Material for this exercise:

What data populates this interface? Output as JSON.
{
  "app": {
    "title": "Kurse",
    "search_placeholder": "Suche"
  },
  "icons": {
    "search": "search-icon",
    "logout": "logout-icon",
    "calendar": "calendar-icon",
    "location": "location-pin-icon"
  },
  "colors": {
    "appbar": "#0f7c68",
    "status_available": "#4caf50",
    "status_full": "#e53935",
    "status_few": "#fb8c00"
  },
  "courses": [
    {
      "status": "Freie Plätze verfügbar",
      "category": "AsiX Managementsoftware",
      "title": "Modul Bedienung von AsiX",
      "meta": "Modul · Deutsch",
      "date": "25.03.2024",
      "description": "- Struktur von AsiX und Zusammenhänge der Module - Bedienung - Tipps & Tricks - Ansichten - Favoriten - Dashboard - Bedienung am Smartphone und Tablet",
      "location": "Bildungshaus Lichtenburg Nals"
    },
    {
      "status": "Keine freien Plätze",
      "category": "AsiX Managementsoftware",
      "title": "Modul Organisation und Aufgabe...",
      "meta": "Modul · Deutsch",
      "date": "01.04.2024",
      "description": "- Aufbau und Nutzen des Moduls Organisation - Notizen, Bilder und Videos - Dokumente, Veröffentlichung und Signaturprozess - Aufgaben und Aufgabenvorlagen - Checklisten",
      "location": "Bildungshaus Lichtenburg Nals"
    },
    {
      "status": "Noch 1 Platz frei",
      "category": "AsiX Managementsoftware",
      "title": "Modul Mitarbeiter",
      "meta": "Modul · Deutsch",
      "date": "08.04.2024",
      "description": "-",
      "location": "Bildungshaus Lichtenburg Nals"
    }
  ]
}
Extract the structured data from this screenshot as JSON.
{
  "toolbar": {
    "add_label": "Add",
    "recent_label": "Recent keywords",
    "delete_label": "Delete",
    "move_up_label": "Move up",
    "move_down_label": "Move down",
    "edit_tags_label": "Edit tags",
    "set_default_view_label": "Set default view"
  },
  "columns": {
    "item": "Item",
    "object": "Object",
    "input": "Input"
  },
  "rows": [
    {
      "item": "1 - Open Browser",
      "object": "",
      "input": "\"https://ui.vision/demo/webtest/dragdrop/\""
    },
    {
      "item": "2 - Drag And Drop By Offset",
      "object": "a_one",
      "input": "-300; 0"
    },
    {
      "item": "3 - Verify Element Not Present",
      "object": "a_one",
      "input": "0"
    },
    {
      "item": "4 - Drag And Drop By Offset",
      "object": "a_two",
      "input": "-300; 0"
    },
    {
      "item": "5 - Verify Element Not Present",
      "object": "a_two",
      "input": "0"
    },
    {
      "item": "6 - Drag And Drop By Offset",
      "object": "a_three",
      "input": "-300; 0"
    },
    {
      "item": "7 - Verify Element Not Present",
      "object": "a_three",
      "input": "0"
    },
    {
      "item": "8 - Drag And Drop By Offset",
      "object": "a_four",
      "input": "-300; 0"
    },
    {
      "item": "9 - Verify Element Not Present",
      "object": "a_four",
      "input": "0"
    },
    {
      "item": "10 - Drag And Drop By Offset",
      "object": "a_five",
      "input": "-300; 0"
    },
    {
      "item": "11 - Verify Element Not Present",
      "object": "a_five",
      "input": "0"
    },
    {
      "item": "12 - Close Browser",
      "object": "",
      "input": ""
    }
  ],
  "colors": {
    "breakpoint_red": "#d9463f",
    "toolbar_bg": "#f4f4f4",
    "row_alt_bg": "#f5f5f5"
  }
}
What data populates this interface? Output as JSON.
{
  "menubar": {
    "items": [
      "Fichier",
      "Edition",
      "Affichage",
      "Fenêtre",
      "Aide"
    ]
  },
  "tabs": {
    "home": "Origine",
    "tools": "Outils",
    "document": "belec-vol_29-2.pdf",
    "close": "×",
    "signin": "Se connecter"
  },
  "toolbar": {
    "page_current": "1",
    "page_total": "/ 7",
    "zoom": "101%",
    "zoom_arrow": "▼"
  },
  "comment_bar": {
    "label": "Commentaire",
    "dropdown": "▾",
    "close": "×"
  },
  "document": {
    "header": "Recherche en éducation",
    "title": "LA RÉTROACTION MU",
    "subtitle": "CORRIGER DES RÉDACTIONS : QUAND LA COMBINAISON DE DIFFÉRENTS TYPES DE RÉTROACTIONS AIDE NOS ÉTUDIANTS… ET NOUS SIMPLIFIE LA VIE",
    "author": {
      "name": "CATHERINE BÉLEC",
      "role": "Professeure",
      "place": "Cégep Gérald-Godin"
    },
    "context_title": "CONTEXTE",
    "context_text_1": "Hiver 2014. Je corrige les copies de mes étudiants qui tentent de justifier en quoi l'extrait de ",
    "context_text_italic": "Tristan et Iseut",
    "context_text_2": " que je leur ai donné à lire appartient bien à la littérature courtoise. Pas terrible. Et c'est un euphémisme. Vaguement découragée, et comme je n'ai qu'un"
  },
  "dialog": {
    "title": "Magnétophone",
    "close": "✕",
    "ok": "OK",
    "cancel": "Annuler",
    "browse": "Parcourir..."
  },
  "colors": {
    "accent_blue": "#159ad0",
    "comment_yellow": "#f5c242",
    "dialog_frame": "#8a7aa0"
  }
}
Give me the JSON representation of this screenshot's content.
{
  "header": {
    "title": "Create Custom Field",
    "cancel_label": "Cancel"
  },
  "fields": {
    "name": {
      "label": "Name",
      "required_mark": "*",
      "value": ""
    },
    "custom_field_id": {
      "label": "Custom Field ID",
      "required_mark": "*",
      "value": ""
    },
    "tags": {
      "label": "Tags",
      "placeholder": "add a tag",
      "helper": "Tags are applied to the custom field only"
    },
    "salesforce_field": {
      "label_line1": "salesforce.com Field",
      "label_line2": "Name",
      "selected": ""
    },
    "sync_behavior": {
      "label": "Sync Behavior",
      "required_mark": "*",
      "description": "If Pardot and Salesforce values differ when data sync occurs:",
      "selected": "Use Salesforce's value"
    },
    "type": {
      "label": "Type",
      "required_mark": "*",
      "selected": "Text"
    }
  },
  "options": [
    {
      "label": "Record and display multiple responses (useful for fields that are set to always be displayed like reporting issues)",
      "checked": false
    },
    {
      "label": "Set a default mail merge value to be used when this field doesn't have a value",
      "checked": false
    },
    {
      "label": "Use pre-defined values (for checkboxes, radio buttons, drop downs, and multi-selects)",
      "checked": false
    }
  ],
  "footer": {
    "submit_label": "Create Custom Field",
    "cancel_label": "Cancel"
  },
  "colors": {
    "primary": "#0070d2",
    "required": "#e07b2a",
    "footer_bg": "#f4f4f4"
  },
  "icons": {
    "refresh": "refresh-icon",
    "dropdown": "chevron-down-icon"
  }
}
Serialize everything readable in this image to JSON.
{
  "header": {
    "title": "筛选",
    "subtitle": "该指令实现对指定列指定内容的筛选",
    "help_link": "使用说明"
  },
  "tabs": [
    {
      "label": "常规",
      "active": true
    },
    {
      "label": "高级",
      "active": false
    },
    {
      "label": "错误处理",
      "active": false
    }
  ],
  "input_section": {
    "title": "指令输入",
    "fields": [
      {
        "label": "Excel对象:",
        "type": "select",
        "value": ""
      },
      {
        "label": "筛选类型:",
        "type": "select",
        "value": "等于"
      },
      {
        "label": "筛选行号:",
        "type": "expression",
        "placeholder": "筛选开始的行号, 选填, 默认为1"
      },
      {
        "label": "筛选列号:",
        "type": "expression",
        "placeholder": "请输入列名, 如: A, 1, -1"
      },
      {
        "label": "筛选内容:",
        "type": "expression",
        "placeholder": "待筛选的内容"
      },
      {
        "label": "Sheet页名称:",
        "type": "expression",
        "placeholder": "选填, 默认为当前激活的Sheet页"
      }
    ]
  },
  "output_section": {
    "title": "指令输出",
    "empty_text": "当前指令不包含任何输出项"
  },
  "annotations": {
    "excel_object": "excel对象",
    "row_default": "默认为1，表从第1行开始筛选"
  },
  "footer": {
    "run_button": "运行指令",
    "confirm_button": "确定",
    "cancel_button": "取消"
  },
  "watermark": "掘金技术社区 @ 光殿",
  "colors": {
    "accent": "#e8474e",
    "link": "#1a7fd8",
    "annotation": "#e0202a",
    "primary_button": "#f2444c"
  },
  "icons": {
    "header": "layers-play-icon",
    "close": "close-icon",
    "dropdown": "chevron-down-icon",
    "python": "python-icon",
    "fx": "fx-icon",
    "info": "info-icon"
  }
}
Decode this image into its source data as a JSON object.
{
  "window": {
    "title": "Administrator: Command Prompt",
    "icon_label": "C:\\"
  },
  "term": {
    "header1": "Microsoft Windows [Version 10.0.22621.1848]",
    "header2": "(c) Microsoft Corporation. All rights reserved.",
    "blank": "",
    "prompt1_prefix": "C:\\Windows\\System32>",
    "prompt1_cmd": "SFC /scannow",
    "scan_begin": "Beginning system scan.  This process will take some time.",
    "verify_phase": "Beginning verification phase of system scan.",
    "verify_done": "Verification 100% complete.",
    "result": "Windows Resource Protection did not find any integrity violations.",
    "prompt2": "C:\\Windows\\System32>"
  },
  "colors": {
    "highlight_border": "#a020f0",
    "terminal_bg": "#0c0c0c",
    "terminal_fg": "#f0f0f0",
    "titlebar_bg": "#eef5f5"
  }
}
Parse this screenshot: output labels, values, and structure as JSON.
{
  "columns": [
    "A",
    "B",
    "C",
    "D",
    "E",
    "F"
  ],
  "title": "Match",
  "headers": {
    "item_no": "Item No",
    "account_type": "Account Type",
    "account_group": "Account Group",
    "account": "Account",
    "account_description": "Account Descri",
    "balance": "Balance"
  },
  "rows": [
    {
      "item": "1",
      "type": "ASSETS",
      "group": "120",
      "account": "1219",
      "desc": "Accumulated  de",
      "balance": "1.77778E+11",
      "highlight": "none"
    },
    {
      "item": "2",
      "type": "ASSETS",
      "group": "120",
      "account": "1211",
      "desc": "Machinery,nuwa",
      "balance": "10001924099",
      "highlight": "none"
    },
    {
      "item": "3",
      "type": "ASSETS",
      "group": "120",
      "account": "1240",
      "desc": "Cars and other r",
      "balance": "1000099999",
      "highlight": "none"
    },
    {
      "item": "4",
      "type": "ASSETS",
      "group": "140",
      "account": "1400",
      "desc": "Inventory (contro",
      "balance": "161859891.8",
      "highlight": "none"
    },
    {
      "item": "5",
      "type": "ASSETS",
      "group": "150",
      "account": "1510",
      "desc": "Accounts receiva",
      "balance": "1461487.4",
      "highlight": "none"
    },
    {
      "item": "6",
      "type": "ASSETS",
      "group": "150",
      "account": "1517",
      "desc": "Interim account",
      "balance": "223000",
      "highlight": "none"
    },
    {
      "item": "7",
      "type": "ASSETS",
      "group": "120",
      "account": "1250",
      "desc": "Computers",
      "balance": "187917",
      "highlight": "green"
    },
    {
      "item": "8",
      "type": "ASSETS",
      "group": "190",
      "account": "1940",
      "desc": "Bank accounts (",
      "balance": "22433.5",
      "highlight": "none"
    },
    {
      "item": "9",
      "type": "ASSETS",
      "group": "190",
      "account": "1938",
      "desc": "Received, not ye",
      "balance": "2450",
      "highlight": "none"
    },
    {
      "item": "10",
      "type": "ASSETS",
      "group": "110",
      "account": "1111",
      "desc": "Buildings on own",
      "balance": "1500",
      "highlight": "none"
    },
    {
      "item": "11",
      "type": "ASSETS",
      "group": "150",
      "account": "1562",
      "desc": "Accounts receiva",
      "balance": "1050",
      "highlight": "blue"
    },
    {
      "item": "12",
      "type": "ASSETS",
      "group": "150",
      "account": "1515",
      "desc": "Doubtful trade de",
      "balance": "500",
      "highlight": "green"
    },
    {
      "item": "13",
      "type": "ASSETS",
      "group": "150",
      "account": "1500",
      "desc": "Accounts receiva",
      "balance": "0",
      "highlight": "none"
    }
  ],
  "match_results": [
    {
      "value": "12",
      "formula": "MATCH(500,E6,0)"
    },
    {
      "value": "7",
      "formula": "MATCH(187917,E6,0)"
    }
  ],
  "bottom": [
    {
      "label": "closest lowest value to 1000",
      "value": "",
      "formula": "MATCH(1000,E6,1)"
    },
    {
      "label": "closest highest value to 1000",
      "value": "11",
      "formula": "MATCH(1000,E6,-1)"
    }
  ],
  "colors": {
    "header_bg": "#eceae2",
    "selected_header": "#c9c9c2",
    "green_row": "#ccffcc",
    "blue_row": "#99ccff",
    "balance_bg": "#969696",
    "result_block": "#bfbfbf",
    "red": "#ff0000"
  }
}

Task requirements: Show the lines where the word "Bedienung" appears in the entries.

Solution below:
      "title": "Modul Bedienung von AsiX",
      "description": "- Struktur von AsiX und Zusammenhänge der Module - Bedienung - Tipps & Tricks - Ansichten - Favoriten - Dashboard - Bedienung am Smartphone und Tablet",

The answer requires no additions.